-- start of RECORDS FOR THE EXERCISE --

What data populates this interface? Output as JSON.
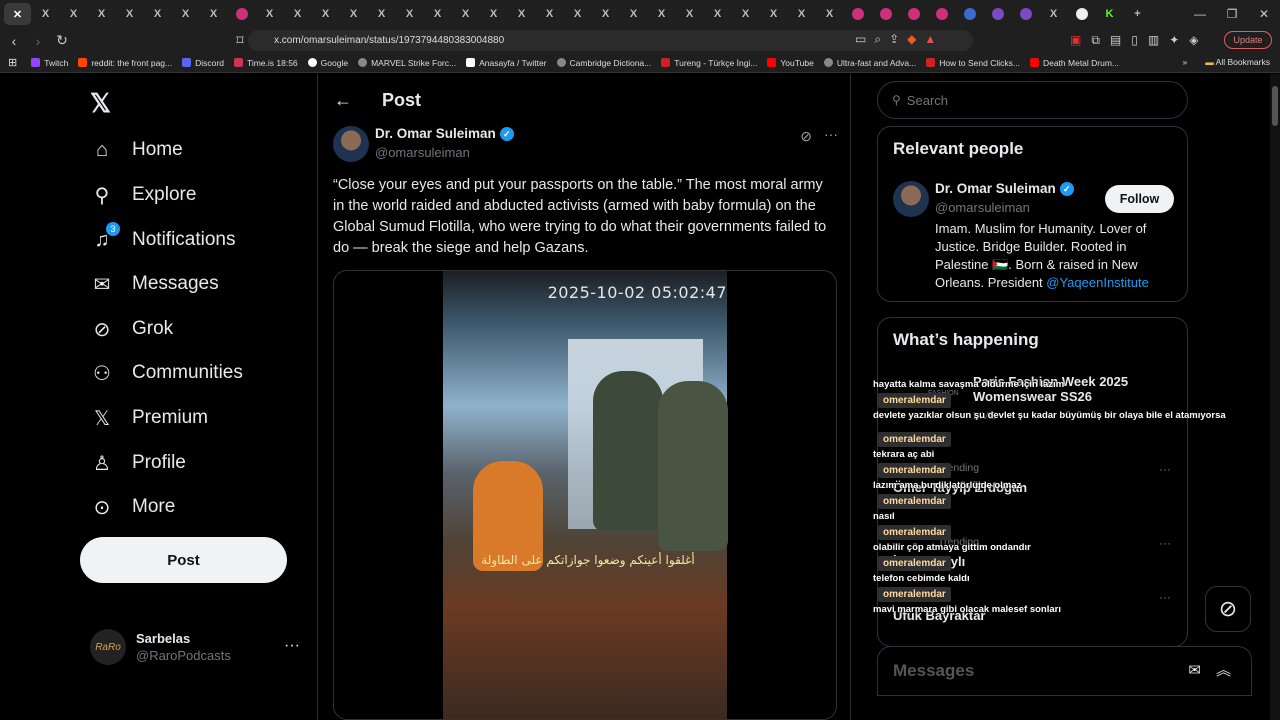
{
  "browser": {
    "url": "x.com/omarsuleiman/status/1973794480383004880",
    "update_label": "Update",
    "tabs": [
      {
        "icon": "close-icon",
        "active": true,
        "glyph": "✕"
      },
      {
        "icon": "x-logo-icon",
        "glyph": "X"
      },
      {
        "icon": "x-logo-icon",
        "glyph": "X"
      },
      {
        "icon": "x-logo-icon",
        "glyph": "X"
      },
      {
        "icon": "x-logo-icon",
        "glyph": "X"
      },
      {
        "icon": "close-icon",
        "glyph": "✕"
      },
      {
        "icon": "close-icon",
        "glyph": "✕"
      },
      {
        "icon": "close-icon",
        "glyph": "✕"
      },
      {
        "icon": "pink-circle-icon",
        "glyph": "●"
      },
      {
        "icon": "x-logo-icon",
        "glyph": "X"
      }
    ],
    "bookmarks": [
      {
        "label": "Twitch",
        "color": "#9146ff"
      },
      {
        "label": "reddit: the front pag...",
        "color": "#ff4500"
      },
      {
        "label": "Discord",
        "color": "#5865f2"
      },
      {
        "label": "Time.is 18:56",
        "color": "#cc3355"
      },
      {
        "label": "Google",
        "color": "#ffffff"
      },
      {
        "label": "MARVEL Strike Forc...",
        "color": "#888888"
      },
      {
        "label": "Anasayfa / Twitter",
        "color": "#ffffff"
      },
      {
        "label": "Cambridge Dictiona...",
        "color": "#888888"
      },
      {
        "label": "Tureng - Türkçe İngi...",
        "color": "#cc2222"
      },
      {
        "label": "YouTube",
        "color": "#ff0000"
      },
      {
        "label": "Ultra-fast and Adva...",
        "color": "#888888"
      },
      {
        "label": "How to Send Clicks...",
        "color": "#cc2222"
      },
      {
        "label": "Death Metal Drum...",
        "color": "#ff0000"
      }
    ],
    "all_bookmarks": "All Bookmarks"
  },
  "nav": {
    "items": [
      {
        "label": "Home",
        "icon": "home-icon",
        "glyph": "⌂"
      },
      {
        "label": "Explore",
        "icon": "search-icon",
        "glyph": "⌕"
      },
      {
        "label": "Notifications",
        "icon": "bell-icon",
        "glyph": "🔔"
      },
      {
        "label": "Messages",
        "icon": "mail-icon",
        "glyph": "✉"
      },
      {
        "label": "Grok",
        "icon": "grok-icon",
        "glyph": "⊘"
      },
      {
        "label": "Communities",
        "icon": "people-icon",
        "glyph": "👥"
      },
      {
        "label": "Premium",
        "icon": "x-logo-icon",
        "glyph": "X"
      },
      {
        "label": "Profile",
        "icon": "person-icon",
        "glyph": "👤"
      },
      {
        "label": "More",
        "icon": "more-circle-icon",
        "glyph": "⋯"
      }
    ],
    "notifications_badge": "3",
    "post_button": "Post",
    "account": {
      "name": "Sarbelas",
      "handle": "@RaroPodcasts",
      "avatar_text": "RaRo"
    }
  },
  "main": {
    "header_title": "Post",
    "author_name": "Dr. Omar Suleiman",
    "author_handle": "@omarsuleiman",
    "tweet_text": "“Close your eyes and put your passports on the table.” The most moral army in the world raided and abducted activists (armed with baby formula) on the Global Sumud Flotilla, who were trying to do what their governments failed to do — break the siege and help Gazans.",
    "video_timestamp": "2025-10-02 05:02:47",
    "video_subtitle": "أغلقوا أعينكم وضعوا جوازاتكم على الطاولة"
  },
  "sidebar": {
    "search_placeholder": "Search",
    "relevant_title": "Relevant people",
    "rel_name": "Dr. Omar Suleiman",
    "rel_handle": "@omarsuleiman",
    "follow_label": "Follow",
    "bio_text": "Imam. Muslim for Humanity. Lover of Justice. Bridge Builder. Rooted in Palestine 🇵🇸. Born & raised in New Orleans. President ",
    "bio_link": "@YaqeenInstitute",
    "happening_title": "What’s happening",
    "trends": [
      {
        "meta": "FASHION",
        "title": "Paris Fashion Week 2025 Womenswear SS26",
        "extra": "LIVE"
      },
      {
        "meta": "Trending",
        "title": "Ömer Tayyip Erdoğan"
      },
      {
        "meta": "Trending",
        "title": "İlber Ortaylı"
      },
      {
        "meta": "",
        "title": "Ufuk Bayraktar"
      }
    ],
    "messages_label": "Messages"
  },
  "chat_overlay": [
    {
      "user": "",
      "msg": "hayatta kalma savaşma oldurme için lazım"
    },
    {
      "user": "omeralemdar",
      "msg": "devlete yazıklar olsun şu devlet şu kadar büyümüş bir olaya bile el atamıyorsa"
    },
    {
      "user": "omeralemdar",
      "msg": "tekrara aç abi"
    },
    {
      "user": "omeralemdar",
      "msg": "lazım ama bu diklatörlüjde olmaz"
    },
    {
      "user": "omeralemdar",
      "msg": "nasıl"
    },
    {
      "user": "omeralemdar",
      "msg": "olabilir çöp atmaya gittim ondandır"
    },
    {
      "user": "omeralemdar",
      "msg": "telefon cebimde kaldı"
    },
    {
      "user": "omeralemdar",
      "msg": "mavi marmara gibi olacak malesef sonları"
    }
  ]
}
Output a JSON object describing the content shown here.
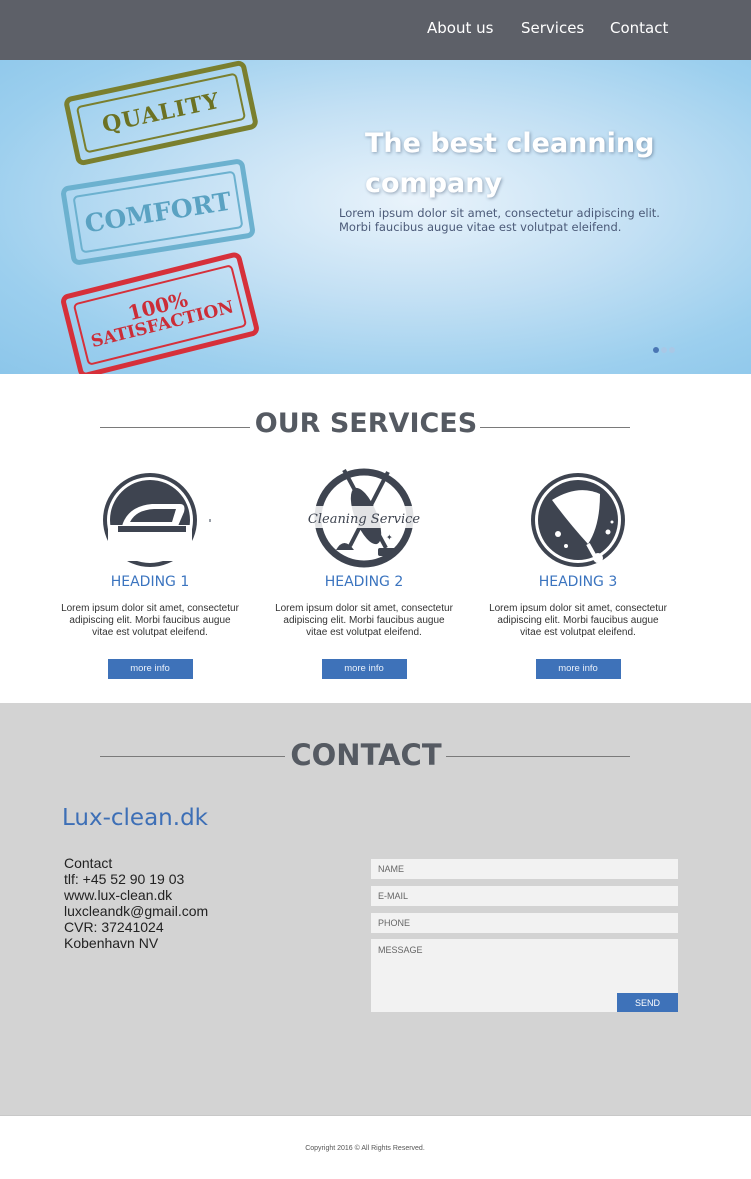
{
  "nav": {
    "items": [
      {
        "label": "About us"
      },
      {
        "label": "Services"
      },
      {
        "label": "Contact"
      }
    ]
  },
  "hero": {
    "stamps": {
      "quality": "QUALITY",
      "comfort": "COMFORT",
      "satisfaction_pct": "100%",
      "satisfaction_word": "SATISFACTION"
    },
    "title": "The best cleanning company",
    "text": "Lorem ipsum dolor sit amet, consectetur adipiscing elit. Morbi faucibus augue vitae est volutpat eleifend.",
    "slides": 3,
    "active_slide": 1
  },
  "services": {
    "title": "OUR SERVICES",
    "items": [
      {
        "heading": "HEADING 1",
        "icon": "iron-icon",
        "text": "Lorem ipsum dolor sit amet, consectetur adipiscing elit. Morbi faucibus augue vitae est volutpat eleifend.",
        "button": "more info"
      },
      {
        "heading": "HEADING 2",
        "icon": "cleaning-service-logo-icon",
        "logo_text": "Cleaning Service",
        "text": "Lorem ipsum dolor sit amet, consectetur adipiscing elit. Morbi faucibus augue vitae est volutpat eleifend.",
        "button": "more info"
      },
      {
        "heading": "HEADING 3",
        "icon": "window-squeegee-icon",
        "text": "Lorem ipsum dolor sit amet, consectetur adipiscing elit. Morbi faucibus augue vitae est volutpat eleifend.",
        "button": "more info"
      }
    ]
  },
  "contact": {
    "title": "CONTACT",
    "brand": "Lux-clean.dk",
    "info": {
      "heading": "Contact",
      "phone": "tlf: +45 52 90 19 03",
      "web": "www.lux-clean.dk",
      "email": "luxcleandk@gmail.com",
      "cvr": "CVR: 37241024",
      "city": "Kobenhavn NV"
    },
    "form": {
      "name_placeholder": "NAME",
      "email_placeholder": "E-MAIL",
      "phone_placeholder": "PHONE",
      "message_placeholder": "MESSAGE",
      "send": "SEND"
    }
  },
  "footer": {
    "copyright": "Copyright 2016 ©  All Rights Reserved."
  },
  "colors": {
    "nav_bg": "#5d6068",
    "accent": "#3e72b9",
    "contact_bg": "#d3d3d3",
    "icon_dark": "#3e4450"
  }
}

-- end of RECORDS FOR THE EXERCISE --

**SET TASK:** Your task is to collect every line above that contains the word "circle".

**RESULT BELOW:**
        "icon": "pink-circle-icon",
        "icon": "more-circle-icon",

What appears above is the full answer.